= Objective =
Identify all lines below that hold "птица" and collect them.

------ Listed records ------

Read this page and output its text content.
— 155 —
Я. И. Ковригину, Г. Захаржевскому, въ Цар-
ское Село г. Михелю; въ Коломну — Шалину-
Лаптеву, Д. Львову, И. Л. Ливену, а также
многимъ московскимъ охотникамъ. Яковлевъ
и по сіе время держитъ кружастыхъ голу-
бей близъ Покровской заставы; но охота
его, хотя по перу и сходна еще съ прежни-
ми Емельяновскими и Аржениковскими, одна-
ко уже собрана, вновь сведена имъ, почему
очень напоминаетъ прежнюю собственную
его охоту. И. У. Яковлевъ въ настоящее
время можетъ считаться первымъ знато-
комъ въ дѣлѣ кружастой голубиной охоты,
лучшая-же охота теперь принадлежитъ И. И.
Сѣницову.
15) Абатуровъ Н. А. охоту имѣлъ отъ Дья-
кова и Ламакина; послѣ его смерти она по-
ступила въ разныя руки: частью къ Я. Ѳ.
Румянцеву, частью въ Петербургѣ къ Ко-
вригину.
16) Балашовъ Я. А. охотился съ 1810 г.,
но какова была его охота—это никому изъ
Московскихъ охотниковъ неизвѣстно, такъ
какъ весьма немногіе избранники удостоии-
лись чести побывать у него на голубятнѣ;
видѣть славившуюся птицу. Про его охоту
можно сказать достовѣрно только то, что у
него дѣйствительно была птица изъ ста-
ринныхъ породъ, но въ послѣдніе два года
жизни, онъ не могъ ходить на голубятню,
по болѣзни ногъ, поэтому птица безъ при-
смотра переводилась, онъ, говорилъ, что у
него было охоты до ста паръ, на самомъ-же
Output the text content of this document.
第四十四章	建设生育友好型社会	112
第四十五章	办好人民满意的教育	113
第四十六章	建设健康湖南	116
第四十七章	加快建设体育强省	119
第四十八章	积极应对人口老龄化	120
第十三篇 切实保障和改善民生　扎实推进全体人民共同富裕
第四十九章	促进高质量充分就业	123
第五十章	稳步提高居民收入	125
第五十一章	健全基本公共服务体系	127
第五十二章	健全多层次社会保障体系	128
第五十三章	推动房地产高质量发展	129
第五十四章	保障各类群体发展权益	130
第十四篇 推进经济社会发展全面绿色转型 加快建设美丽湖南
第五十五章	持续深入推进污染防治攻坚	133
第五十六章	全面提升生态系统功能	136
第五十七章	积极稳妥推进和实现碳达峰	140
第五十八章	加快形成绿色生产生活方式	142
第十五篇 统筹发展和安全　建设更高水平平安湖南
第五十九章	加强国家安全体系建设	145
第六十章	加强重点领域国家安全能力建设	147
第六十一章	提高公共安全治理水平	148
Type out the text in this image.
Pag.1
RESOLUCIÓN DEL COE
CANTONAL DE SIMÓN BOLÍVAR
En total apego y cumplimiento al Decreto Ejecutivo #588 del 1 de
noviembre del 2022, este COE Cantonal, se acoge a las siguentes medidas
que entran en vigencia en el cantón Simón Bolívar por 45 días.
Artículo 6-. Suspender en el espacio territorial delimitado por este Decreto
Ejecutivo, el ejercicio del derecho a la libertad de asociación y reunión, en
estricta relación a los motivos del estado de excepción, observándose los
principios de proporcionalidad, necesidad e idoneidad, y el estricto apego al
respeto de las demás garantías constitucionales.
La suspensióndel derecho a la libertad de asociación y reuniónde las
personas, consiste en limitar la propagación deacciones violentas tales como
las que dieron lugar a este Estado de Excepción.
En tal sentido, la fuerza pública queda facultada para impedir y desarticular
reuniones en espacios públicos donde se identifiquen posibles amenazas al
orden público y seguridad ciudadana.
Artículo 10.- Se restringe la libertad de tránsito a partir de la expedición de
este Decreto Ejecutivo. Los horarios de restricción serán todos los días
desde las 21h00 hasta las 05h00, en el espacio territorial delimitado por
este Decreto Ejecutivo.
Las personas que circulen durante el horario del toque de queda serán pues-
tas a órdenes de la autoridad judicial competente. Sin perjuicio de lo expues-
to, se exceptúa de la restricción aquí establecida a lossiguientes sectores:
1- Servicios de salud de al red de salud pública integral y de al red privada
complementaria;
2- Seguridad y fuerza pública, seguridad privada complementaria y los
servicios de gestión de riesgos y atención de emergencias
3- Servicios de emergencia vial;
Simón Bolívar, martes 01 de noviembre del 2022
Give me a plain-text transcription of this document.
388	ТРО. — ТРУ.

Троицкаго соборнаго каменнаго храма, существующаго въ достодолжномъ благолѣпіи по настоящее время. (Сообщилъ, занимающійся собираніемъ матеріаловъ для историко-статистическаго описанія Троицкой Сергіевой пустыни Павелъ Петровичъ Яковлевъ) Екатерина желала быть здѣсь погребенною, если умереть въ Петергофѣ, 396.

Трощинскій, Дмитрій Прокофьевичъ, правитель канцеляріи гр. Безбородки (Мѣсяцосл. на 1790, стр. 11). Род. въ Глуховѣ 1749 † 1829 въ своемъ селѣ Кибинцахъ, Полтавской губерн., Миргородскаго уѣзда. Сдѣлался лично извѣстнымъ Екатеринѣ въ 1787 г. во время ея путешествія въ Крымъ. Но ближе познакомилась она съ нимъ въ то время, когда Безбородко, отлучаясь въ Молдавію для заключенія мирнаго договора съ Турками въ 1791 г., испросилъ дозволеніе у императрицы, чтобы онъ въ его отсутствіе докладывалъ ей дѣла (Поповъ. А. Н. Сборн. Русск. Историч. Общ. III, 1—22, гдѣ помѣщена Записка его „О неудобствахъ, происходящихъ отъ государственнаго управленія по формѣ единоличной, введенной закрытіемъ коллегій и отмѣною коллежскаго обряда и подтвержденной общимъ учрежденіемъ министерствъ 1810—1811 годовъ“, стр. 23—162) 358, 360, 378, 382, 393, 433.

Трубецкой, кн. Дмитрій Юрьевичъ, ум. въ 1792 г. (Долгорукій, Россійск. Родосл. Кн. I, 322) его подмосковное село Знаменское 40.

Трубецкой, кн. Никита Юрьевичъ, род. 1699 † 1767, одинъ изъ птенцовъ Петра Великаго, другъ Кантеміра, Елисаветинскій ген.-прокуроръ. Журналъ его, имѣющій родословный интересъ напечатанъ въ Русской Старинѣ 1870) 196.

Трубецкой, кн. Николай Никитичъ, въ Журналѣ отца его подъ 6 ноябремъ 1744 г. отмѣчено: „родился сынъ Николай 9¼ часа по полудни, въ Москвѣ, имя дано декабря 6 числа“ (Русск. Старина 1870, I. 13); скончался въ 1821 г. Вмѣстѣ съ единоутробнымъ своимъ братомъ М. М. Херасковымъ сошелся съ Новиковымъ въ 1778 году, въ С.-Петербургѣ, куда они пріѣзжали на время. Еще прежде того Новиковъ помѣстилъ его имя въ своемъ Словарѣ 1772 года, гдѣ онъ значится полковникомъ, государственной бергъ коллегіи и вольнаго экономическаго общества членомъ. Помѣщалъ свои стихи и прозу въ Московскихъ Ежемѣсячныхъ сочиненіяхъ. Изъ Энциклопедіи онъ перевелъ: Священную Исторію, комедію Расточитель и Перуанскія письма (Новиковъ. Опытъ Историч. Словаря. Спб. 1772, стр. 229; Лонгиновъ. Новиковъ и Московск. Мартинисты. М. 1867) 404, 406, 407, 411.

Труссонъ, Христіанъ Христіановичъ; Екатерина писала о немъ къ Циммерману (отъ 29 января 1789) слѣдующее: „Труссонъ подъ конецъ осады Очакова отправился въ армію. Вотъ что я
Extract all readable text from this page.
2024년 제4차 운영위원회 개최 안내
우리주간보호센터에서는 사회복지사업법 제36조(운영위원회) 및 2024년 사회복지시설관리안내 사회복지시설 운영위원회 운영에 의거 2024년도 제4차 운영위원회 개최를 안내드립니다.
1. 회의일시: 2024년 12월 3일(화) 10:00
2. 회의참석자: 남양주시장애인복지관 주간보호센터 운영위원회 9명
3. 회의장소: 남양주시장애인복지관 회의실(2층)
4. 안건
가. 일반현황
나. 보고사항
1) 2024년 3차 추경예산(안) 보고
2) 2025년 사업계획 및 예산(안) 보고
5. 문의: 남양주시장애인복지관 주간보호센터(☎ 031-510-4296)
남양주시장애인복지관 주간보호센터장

------

= Output of the exercise =
него дѣйствительно была птица изъ ста-
по болѣзни ногъ, поэтому птица безъ при-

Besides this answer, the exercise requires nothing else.